- JOB
Repeat every record below exactly, leaving out the pictures.

# # # # #

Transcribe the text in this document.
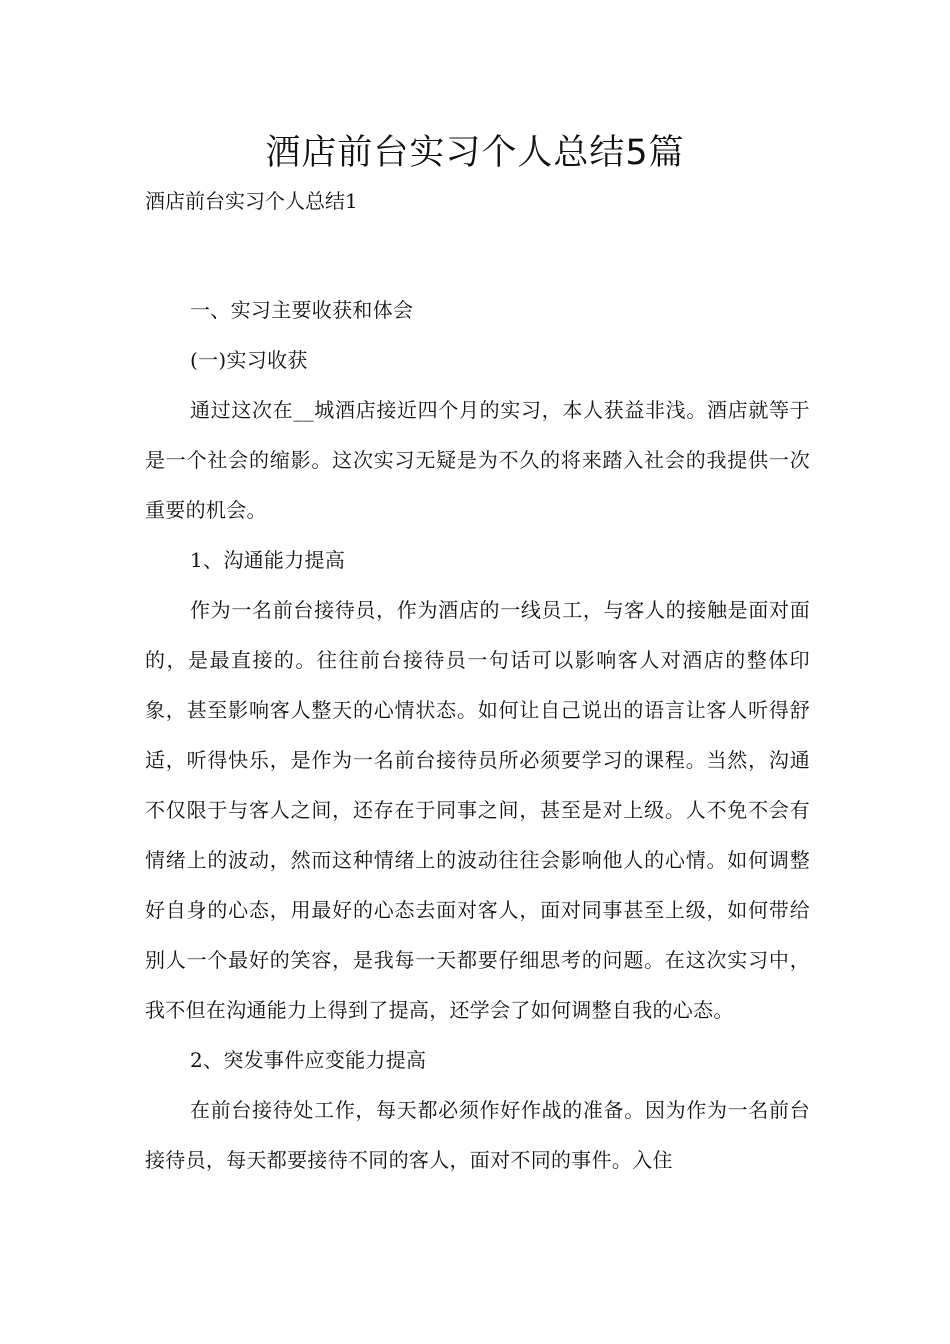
酒店前台实习个人总结5篇
酒店前台实习个人总结1

一、实习主要收获和体会

(一)实习收获

通过这次在__城酒店接近四个月的实习，本人获益非浅。酒店就等于是一个社会的缩影。这次实习无疑是为不久的将来踏入社会的我提供一次重要的机会。

1、沟通能力提高

作为一名前台接待员，作为酒店的一线员工，与客人的接触是面对面的，是最直接的。往往前台接待员一句话可以影响客人对酒店的整体印象，甚至影响客人整天的心情状态。如何让自己说出的语言让客人听得舒适，听得快乐，是作为一名前台接待员所必须要学习的课程。当然，沟通不仅限于与客人之间，还存在于同事之间，甚至是对上级。人不免不会有情绪上的波动，然而这种情绪上的波动往往会影响他人的心情。如何调整好自身的心态，用最好的心态去面对客人，面对同事甚至上级，如何带给别人一个最好的笑容，是我每一天都要仔细思考的问题。在这次实习中，我不但在沟通能力上得到了提高，还学会了如何调整自我的心态。

2、突发事件应变能力提高

在前台接待处工作，每天都必须作好作战的准备。因为作为一名前台接待员，每天都要接待不同的客人，面对不同的事件。入住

# # # # #

- SOLUTION TO THE PROBLEM
Transcribe the text in this document.
酒店前台实习个人总结5篇
酒店前台实习个人总结1

一、实习主要收获和体会

(一)实习收获

通过这次在__城酒店接近四个月的实习，本人获益非浅。酒店就等于是一个社会的缩影。这次实习无疑是为不久的将来踏入社会的我提供一次重要的机会。

1、沟通能力提高

作为一名前台接待员，作为酒店的一线员工，与客人的接触是面对面的，是最直接的。往往前台接待员一句话可以影响客人对酒店的整体印象，甚至影响客人整天的心情状态。如何让自己说出的语言让客人听得舒适，听得快乐，是作为一名前台接待员所必须要学习的课程。当然，沟通不仅限于与客人之间，还存在于同事之间，甚至是对上级。人不免不会有情绪上的波动，然而这种情绪上的波动往往会影响他人的心情。如何调整好自身的心态，用最好的心态去面对客人，面对同事甚至上级，如何带给别人一个最好的笑容，是我每一天都要仔细思考的问题。在这次实习中，我不但在沟通能力上得到了提高，还学会了如何调整自我的心态。

2、突发事件应变能力提高

在前台接待处工作，每天都必须作好作战的准备。因为作为一名前台接待员，每天都要接待不同的客人，面对不同的事件。入住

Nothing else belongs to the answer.